>> Begin MATERIAL TO PROCESS

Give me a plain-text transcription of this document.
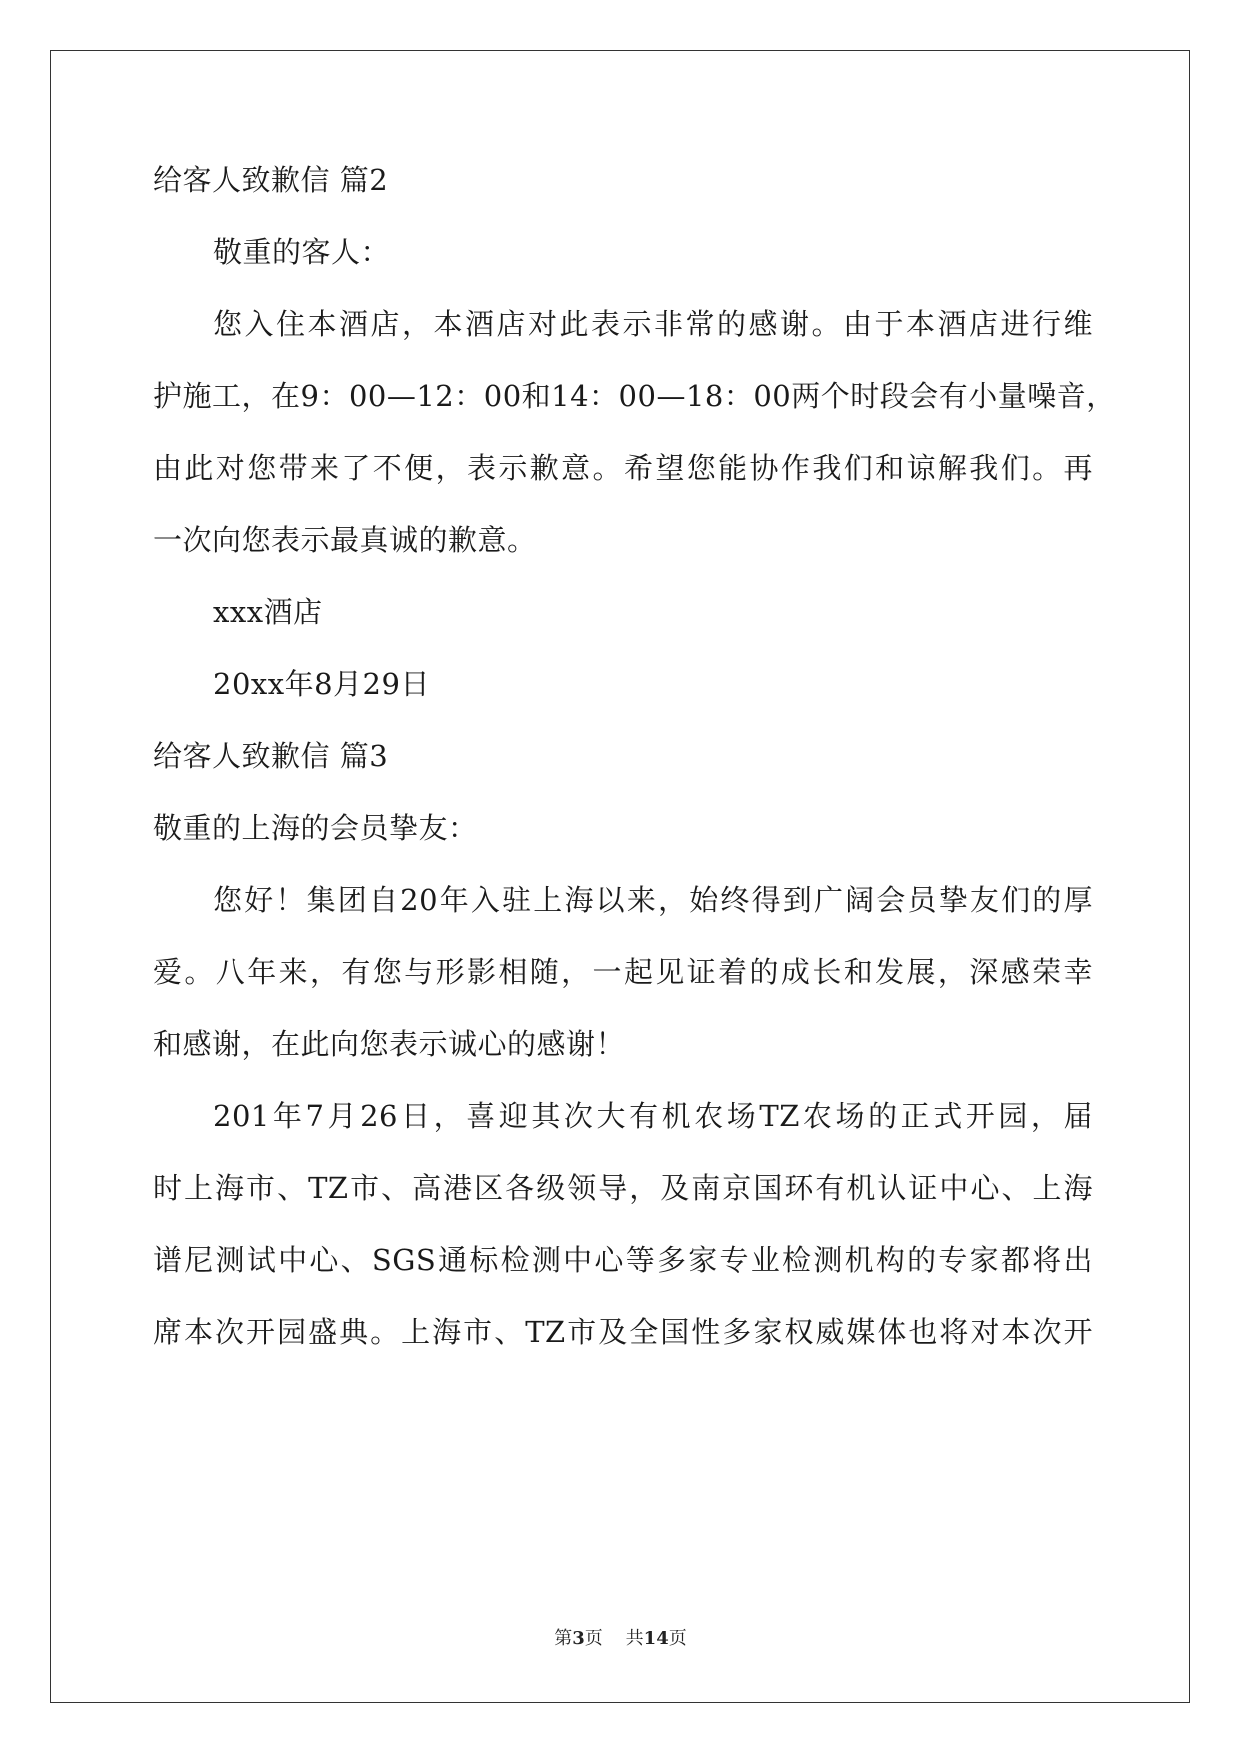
给客人致歉信 篇2
敬重的客人：
您入住本酒店，本酒店对此表示非常的感谢。由于本酒店进行维
护施工，在9：00—12：00和14：00—18：00两个时段会有小量噪音，
由此对您带来了不便，表示歉意。希望您能协作我们和谅解我们。再
一次向您表示最真诚的歉意。
xxx酒店
20xx年8月29日
给客人致歉信 篇3
敬重的上海的会员挚友：
您好！集团自20年入驻上海以来，始终得到广阔会员挚友们的厚
爱。八年来，有您与形影相随，一起见证着的成长和发展，深感荣幸
和感谢，在此向您表示诚心的感谢！
201年7月26日，喜迎其次大有机农场TZ农场的正式开园，届
时上海市、TZ市、高港区各级领导，及南京国环有机认证中心、上海
谱尼测试中心、SGS通标检测中心等多家专业检测机构的专家都将出
席本次开园盛典。上海市、TZ市及全国性多家权威媒体也将对本次开
第3页 共14页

>> End MATERIAL TO PROCESS

### EXERCISE TASK
Your copy should repeat each entry above exactly but contain no pictures.

### EXERCISE ANSWER
Give me a plain-text transcription of this document.
给客人致歉信 篇2
敬重的客人：
您入住本酒店，本酒店对此表示非常的感谢。由于本酒店进行维
护施工，在9：00—12：00和14：00—18：00两个时段会有小量噪音，
由此对您带来了不便，表示歉意。希望您能协作我们和谅解我们。再
一次向您表示最真诚的歉意。
xxx酒店
20xx年8月29日
给客人致歉信 篇3
敬重的上海的会员挚友：
您好！集团自20年入驻上海以来，始终得到广阔会员挚友们的厚
爱。八年来，有您与形影相随，一起见证着的成长和发展，深感荣幸
和感谢，在此向您表示诚心的感谢！
201年7月26日，喜迎其次大有机农场TZ农场的正式开园，届
时上海市、TZ市、高港区各级领导，及南京国环有机认证中心、上海
谱尼测试中心、SGS通标检测中心等多家专业检测机构的专家都将出
席本次开园盛典。上海市、TZ市及全国性多家权威媒体也将对本次开
第3页 共14页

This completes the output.